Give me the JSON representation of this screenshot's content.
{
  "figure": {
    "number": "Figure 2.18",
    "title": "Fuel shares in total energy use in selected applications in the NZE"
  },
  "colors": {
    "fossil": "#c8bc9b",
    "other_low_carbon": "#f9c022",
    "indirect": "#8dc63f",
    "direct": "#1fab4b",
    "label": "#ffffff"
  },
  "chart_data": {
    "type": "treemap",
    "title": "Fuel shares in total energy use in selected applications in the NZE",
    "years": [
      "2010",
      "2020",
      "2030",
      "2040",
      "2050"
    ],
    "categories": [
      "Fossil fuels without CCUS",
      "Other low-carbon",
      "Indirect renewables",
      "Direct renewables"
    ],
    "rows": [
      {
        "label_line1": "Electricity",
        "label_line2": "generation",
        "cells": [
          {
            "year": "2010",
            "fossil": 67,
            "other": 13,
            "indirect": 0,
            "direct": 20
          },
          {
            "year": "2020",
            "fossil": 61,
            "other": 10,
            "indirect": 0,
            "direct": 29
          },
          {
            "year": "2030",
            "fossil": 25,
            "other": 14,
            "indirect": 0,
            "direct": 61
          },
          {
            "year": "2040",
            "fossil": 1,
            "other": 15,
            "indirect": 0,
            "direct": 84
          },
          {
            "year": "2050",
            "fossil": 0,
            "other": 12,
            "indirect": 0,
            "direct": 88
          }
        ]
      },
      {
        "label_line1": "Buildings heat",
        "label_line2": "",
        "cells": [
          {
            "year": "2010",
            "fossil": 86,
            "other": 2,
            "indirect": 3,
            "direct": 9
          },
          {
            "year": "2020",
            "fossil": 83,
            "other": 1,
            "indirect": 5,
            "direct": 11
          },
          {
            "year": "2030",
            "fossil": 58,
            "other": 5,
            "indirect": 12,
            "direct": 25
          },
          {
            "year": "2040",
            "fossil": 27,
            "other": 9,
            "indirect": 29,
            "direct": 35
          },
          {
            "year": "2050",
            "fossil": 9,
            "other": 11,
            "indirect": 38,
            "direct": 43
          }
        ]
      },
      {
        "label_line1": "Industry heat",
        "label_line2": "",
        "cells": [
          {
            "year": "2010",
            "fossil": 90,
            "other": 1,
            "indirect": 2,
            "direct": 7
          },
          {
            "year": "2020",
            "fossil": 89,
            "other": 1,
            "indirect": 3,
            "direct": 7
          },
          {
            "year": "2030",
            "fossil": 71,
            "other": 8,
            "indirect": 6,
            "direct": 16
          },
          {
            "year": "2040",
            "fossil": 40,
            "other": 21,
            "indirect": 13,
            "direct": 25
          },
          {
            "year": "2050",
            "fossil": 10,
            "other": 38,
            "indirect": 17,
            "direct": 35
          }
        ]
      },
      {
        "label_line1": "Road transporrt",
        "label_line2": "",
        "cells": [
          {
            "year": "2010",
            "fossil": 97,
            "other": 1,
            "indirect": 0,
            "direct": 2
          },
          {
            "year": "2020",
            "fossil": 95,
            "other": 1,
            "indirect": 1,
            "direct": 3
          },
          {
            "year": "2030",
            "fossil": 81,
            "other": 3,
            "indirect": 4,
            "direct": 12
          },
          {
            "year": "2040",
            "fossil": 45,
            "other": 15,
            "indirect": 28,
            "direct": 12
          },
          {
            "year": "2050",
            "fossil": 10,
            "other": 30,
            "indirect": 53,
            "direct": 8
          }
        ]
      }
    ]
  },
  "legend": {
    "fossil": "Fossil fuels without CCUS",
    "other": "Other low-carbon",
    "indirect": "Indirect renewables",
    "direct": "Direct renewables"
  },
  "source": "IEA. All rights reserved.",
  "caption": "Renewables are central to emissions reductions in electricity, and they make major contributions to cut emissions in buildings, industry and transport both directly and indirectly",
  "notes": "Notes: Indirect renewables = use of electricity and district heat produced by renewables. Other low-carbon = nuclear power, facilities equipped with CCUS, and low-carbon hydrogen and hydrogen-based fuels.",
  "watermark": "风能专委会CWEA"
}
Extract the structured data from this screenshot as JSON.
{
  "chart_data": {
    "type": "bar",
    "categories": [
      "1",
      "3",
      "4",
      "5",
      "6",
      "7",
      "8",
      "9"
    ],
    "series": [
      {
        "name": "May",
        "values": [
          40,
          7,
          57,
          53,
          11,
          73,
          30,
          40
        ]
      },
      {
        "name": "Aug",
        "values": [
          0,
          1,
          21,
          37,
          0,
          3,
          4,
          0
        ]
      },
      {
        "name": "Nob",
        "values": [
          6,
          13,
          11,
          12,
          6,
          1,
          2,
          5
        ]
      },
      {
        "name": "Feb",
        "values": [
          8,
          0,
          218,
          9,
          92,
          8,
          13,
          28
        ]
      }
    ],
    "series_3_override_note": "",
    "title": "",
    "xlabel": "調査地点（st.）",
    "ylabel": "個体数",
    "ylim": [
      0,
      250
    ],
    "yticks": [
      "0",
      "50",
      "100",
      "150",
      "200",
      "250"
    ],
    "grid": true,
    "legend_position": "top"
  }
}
★ ★ ★ ★ ★
= Directive =
Pick out the lines above containing the word "title", then copy them.

= Final answer =
    "title": "Fuel shares in total energy use in selected applications in the NZE"
    "title": "Fuel shares in total energy use in selected applications in the NZE",
    "title": "",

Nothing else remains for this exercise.